## BEGIN INPUT RECORDS

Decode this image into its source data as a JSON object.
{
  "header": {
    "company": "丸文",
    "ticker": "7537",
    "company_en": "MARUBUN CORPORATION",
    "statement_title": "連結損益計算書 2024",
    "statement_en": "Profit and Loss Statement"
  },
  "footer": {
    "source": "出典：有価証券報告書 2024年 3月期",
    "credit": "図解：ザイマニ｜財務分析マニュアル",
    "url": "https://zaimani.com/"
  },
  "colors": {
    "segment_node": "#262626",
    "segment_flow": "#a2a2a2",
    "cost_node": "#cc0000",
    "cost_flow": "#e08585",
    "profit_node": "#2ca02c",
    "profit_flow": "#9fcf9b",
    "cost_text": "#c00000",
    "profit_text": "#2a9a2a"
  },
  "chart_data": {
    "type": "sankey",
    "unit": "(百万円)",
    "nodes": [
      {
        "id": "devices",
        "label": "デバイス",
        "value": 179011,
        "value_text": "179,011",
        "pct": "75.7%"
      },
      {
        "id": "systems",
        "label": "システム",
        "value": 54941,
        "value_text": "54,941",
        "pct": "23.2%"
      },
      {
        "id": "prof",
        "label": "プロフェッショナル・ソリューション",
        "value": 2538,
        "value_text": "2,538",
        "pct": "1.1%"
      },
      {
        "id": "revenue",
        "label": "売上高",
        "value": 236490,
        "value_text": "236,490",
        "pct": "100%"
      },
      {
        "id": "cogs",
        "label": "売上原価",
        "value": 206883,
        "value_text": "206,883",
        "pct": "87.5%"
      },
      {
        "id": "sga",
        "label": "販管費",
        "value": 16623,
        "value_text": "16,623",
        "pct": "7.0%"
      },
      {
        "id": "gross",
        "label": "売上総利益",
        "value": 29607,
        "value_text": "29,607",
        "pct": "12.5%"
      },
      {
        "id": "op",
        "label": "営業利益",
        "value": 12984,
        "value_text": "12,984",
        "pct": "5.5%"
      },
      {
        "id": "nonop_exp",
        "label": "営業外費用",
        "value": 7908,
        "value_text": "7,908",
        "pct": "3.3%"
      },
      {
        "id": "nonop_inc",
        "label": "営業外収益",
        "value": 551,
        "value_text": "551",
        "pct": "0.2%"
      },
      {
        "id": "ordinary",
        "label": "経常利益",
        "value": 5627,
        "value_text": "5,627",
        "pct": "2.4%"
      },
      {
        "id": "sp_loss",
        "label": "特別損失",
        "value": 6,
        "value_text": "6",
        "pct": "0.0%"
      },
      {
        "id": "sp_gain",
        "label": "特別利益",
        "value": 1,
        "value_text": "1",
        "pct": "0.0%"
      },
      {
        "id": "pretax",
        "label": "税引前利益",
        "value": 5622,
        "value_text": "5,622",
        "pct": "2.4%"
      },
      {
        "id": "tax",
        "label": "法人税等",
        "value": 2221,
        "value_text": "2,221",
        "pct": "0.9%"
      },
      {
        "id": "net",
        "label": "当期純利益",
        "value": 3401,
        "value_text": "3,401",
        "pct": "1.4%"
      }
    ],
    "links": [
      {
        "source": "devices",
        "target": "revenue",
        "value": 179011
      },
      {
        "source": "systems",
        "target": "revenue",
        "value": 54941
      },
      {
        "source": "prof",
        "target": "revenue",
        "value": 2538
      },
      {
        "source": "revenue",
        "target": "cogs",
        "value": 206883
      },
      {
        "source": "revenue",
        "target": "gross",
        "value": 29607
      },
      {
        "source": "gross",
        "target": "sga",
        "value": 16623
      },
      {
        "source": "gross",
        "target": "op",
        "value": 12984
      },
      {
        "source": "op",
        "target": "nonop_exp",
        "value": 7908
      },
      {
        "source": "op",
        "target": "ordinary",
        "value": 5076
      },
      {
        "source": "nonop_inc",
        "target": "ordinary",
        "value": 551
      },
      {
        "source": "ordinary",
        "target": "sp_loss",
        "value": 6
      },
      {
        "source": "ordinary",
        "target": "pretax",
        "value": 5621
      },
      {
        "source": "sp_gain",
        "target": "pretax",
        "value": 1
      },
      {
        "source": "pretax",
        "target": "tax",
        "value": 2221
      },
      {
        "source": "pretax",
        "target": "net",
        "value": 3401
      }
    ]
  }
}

## END INPUT RECORDS

EXERCISE TASK
Please list every line of the records that contains "gross".

EXERCISE SOLUTION
        "id": "gross",
        "target": "gross",
        "source": "gross",
        "source": "gross",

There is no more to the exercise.